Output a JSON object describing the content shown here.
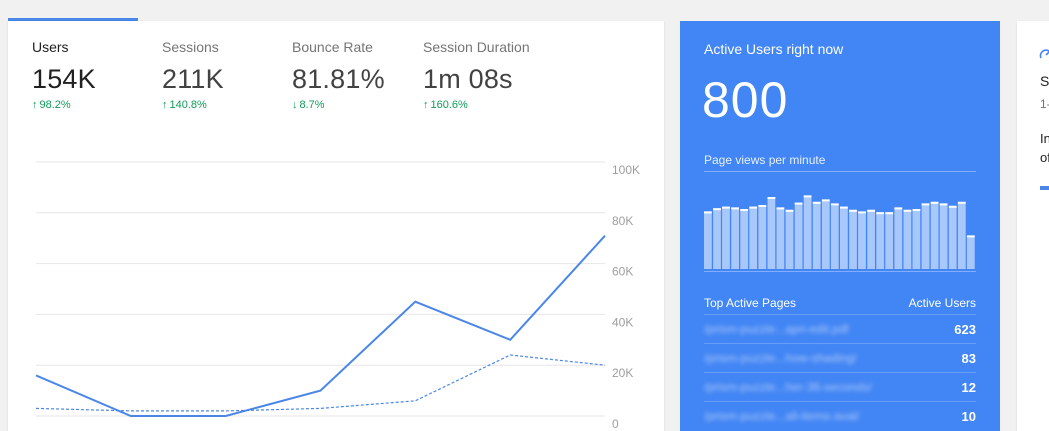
{
  "summary_tab": {
    "label": ""
  },
  "metrics": [
    {
      "label": "Users",
      "value": "154K",
      "change": "98.2%",
      "direction": "up",
      "active": true
    },
    {
      "label": "Sessions",
      "value": "211K",
      "change": "140.8%",
      "direction": "up",
      "active": false
    },
    {
      "label": "Bounce Rate",
      "value": "81.81%",
      "change": "8.7%",
      "direction": "down",
      "active": false
    },
    {
      "label": "Session Duration",
      "value": "1m 08s",
      "change": "160.6%",
      "direction": "up",
      "active": false
    }
  ],
  "chart_data": {
    "type": "line",
    "y_ticks": [
      "100K",
      "80K",
      "60K",
      "40K",
      "20K",
      "0"
    ],
    "ylim": [
      0,
      100000
    ],
    "grid": true,
    "series": [
      {
        "style": "solid",
        "color": "#4a86e8",
        "values": [
          16000,
          0,
          0,
          10000,
          45000,
          30000,
          71000
        ]
      },
      {
        "style": "dashed",
        "color": "#4a86e8",
        "values": [
          3000,
          2000,
          2000,
          3000,
          6000,
          24000,
          20000
        ]
      }
    ]
  },
  "realtime": {
    "title": "Active Users right now",
    "count": "800",
    "pageviews_label": "Page views per minute",
    "bars": [
      0.72,
      0.76,
      0.78,
      0.77,
      0.75,
      0.78,
      0.8,
      0.9,
      0.77,
      0.74,
      0.83,
      0.92,
      0.84,
      0.87,
      0.82,
      0.78,
      0.74,
      0.72,
      0.74,
      0.71,
      0.71,
      0.77,
      0.74,
      0.75,
      0.82,
      0.84,
      0.82,
      0.79,
      0.84,
      0.42
    ],
    "table": {
      "header_page": "Top Active Pages",
      "header_users": "Active Users",
      "rows": [
        {
          "page": "/prism-puzzle...apri-edit.pdf",
          "users": "623"
        },
        {
          "page": "/prism-puzzle...how-shading/",
          "users": "83"
        },
        {
          "page": "/prism-puzzle...her-36-seconds/",
          "users": "12"
        },
        {
          "page": "/prism-puzzle...all-items-aval/",
          "users": "10"
        }
      ]
    }
  },
  "side_card": {
    "icon": "speed-icon",
    "line1": "S",
    "line2": "1-",
    "line3a": "In",
    "line3b": "of"
  },
  "colors": {
    "accent": "#4285f4",
    "positive": "#0f9d58"
  }
}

──────────

-- Stated exercise --
Leave out the pictures and transcribe the entries above exactly.

-- Written response --
Output a JSON object describing the content shown here.
{
  "summary_tab": {
    "label": ""
  },
  "metrics": [
    {
      "label": "Users",
      "value": "154K",
      "change": "98.2%",
      "direction": "up",
      "active": true
    },
    {
      "label": "Sessions",
      "value": "211K",
      "change": "140.8%",
      "direction": "up",
      "active": false
    },
    {
      "label": "Bounce Rate",
      "value": "81.81%",
      "change": "8.7%",
      "direction": "down",
      "active": false
    },
    {
      "label": "Session Duration",
      "value": "1m 08s",
      "change": "160.6%",
      "direction": "up",
      "active": false
    }
  ],
  "chart_data": {
    "type": "line",
    "y_ticks": [
      "100K",
      "80K",
      "60K",
      "40K",
      "20K",
      "0"
    ],
    "ylim": [
      0,
      100000
    ],
    "grid": true,
    "series": [
      {
        "style": "solid",
        "color": "#4a86e8",
        "values": [
          16000,
          0,
          0,
          10000,
          45000,
          30000,
          71000
        ]
      },
      {
        "style": "dashed",
        "color": "#4a86e8",
        "values": [
          3000,
          2000,
          2000,
          3000,
          6000,
          24000,
          20000
        ]
      }
    ]
  },
  "realtime": {
    "title": "Active Users right now",
    "count": "800",
    "pageviews_label": "Page views per minute",
    "bars": [
      0.72,
      0.76,
      0.78,
      0.77,
      0.75,
      0.78,
      0.8,
      0.9,
      0.77,
      0.74,
      0.83,
      0.92,
      0.84,
      0.87,
      0.82,
      0.78,
      0.74,
      0.72,
      0.74,
      0.71,
      0.71,
      0.77,
      0.74,
      0.75,
      0.82,
      0.84,
      0.82,
      0.79,
      0.84,
      0.42
    ],
    "table": {
      "header_page": "Top Active Pages",
      "header_users": "Active Users",
      "rows": [
        {
          "page": "/prism-puzzle...apri-edit.pdf",
          "users": "623"
        },
        {
          "page": "/prism-puzzle...how-shading/",
          "users": "83"
        },
        {
          "page": "/prism-puzzle...her-36-seconds/",
          "users": "12"
        },
        {
          "page": "/prism-puzzle...all-items-aval/",
          "users": "10"
        }
      ]
    }
  },
  "side_card": {
    "icon": "speed-icon",
    "line1": "S",
    "line2": "1-",
    "line3a": "In",
    "line3b": "of"
  },
  "colors": {
    "accent": "#4285f4",
    "positive": "#0f9d58"
  }
}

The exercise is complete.